● THE PROBLEM: Give a count of the lines below that have the string "Федерального" in them, with no other words.

## Begin RECORDED INFORMATION

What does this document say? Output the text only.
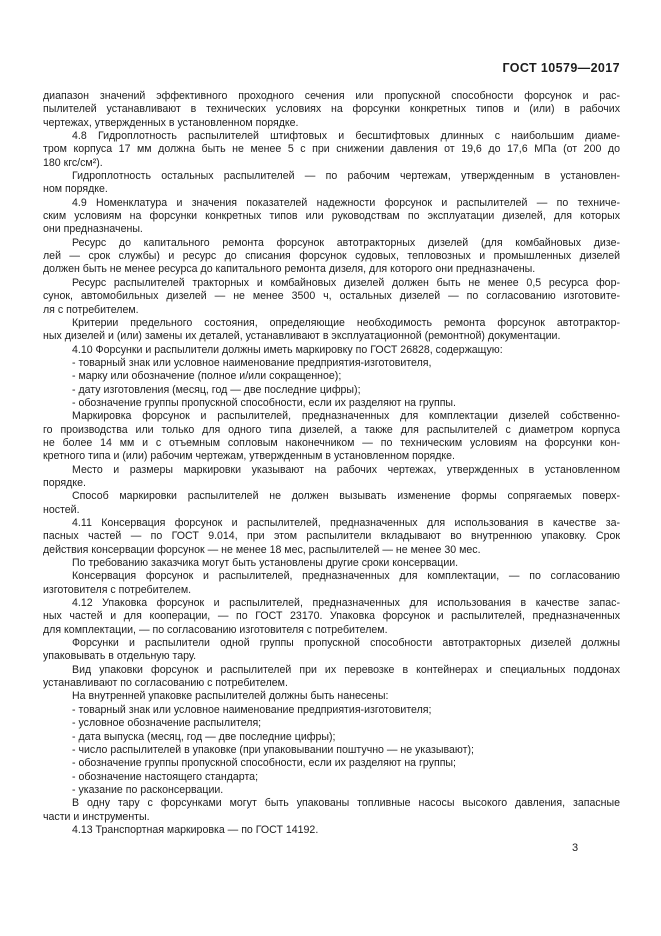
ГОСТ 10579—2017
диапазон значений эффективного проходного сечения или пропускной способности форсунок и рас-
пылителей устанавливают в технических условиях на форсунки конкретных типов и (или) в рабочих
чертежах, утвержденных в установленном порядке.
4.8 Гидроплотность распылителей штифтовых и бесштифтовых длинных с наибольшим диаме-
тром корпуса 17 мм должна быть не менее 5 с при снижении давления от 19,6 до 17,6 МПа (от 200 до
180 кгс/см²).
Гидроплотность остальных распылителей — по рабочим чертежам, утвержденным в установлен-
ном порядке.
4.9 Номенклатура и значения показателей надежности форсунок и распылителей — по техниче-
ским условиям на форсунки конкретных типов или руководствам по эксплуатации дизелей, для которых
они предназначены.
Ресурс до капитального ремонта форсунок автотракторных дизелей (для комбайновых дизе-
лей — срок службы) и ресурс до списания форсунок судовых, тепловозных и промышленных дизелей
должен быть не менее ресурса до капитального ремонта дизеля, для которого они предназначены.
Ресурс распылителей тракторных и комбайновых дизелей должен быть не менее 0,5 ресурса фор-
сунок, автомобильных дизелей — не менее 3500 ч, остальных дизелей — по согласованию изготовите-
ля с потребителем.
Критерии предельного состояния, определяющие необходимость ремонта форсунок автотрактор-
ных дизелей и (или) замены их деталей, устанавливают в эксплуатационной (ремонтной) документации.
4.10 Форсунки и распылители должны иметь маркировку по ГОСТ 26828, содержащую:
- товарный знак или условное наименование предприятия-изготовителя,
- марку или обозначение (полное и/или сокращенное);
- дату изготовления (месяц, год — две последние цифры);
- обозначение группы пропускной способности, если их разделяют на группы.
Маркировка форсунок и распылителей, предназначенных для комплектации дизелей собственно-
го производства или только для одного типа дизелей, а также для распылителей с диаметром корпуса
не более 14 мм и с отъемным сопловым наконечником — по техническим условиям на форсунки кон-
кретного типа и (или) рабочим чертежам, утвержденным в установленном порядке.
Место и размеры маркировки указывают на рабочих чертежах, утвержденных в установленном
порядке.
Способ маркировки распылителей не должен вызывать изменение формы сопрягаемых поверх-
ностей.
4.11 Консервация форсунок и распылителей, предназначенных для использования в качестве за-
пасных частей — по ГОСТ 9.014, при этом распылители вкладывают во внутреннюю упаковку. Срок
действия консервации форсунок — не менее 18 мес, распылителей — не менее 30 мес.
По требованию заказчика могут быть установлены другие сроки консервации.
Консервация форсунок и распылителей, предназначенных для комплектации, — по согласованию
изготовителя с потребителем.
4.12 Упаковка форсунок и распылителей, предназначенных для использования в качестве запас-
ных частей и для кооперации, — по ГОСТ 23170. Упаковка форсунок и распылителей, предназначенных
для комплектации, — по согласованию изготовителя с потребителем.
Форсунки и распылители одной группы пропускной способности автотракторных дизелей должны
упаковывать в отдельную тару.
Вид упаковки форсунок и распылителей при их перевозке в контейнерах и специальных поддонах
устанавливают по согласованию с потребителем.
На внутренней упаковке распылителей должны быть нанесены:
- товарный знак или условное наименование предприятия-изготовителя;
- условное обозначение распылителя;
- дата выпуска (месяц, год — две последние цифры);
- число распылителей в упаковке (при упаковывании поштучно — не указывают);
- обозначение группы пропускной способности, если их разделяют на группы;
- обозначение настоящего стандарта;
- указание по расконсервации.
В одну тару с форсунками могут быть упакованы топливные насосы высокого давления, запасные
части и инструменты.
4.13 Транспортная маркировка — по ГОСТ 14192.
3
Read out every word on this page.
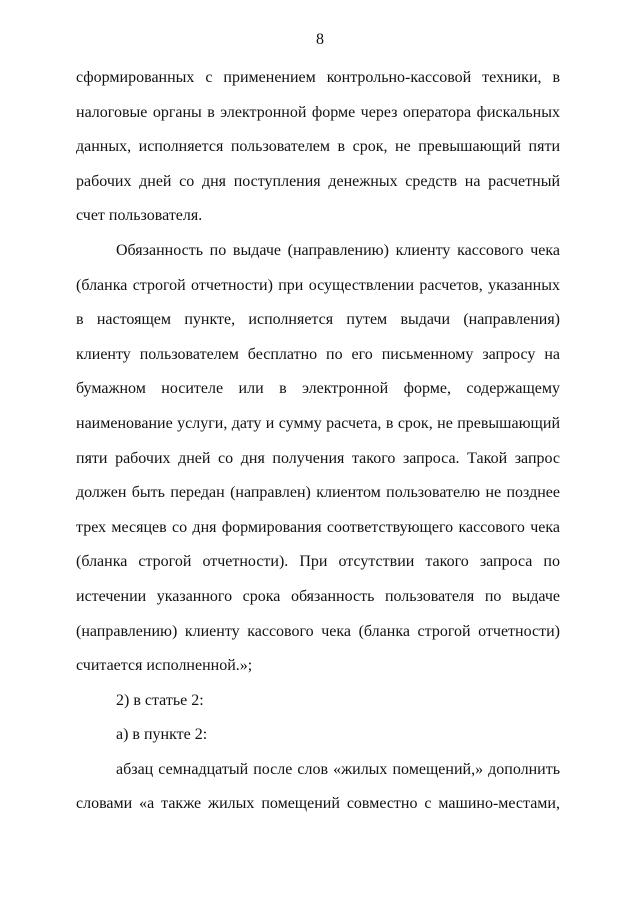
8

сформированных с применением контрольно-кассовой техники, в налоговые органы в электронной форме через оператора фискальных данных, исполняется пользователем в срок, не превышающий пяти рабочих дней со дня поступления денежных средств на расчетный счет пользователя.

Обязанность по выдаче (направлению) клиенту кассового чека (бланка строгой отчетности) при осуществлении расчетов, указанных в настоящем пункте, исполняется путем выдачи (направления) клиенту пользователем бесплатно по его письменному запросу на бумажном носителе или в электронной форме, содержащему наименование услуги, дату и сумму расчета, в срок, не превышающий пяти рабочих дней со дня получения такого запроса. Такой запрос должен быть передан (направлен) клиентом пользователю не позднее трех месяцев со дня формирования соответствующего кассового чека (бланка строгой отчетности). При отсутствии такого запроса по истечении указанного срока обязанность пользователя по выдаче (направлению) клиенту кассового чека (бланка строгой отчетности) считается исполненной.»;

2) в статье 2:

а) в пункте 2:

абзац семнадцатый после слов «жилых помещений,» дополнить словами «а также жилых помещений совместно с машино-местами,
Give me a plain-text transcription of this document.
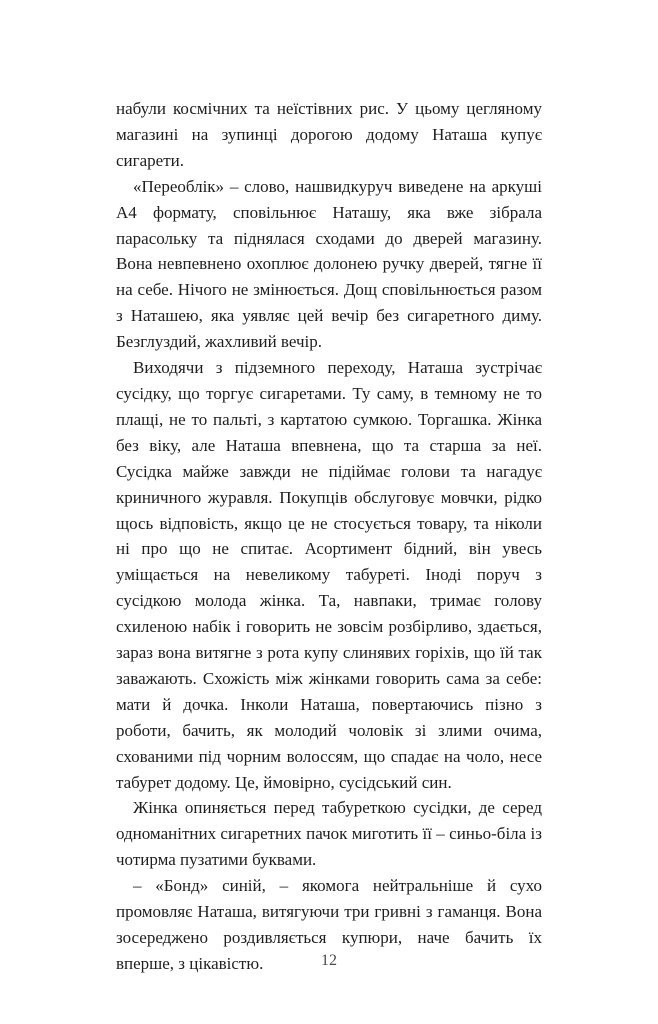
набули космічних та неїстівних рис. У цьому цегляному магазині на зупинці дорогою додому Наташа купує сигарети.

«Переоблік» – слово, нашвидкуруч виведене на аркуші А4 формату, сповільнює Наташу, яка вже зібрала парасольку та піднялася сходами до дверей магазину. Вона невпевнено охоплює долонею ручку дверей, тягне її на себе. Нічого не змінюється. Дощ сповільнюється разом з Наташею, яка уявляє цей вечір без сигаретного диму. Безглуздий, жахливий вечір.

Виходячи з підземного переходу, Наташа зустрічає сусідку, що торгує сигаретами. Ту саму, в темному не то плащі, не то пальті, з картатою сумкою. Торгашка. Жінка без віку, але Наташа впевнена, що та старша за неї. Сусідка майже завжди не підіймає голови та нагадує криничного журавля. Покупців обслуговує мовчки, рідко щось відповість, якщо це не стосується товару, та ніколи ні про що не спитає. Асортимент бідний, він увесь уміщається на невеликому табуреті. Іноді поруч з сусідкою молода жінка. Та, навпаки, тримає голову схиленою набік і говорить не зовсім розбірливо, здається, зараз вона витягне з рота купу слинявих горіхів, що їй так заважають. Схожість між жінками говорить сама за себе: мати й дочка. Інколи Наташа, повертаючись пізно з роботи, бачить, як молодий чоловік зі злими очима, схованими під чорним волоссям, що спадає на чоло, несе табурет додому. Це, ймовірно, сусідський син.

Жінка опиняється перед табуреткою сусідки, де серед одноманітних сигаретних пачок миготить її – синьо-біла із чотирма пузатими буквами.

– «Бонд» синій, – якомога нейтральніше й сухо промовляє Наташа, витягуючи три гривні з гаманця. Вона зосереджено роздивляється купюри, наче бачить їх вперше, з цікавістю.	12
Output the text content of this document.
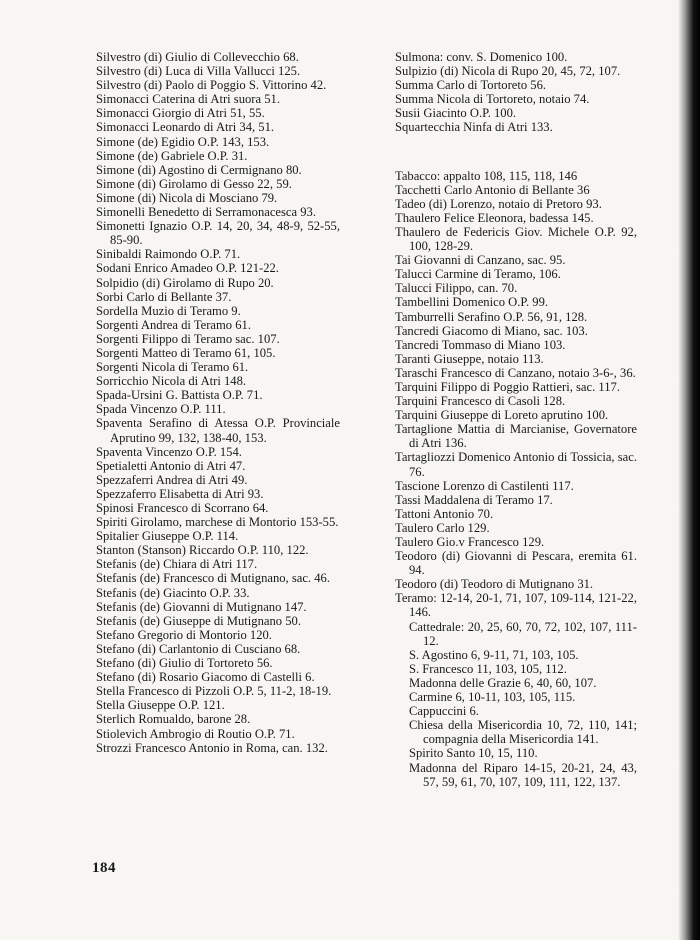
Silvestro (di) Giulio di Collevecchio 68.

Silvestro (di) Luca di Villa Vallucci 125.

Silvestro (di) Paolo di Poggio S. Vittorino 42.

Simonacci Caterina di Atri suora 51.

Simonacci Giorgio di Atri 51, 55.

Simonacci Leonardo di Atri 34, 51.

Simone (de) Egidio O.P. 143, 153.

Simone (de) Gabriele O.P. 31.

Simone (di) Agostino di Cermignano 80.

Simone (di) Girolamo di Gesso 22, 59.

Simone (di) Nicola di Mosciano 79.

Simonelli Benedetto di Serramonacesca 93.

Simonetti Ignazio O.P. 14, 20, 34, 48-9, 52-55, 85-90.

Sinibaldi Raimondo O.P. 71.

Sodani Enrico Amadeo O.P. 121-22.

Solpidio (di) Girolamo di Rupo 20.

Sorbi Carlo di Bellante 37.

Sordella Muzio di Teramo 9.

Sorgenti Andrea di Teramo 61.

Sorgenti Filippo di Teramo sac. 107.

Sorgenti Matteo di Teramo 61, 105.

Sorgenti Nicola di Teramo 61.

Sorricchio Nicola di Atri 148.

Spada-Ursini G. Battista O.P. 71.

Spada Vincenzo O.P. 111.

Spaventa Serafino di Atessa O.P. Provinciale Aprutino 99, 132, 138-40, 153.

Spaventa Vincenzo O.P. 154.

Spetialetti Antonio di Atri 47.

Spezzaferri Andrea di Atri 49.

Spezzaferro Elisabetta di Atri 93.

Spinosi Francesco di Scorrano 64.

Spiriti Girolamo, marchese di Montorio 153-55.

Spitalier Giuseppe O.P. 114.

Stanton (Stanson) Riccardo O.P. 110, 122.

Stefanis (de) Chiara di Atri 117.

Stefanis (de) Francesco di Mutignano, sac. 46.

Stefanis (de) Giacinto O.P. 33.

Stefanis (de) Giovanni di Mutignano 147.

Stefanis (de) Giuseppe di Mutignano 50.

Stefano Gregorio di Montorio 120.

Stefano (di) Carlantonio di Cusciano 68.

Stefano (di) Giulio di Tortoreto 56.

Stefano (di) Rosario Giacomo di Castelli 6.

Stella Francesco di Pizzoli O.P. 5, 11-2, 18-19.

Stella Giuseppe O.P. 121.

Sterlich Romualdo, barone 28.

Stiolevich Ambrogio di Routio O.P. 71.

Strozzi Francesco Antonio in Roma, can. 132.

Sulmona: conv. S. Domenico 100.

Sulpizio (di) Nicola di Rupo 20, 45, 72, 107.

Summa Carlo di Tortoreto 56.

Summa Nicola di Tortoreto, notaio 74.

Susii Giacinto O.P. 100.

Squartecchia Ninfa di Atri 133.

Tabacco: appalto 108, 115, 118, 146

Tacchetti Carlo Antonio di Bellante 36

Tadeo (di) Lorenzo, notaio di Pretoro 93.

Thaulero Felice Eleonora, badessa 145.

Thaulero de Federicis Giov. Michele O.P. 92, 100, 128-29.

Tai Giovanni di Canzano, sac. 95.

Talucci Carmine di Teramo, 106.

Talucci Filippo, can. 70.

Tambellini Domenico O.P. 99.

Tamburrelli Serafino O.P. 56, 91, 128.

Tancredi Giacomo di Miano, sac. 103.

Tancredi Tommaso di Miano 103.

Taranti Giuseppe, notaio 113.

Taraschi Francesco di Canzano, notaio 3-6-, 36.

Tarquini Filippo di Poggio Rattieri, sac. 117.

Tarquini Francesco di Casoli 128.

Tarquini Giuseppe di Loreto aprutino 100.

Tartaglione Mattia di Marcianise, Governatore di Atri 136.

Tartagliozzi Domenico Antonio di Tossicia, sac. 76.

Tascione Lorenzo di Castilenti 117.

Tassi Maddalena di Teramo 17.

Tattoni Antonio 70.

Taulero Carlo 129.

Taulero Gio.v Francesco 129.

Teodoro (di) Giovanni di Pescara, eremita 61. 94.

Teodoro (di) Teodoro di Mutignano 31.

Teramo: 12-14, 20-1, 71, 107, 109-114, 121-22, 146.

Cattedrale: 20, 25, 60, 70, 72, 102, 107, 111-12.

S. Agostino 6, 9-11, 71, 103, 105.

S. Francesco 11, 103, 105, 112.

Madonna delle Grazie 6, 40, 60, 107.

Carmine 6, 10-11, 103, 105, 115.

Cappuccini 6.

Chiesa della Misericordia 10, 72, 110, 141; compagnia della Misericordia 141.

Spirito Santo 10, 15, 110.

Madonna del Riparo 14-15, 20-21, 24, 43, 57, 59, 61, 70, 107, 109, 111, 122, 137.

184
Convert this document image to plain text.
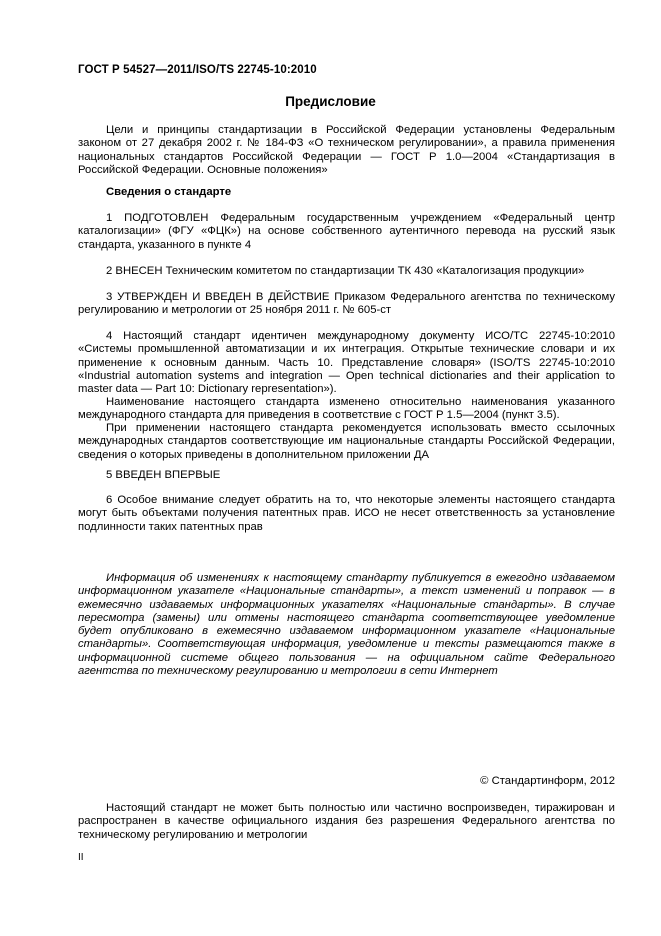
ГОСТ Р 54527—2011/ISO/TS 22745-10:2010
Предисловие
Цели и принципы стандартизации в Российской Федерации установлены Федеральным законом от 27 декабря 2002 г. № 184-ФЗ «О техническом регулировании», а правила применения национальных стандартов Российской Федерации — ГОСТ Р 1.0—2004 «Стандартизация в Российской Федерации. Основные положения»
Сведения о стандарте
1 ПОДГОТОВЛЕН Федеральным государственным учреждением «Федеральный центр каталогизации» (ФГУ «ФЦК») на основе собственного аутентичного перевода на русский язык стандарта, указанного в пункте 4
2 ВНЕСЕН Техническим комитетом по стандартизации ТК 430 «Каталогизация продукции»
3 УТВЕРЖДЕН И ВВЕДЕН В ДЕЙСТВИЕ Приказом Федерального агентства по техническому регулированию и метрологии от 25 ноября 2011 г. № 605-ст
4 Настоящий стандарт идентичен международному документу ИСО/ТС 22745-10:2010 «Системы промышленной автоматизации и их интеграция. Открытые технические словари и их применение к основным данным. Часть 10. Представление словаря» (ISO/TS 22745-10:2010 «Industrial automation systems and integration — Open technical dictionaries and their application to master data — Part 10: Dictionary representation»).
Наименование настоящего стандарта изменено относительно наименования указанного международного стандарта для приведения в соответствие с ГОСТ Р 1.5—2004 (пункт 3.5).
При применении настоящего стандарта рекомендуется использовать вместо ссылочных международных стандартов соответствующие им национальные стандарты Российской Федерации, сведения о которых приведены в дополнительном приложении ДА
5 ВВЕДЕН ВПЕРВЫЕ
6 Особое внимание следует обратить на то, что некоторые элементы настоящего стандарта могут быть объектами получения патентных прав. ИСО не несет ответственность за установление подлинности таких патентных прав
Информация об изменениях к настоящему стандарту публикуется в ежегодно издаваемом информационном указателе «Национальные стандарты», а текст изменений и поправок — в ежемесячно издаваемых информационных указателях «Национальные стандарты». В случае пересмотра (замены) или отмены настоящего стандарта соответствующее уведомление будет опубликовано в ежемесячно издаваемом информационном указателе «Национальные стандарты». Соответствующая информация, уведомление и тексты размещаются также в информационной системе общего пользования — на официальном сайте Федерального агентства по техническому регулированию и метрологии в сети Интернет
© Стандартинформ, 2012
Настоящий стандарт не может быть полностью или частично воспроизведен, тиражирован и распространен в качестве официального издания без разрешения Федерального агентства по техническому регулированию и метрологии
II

## End RECORDED INFORMATION

● FULL RESPONSE: 3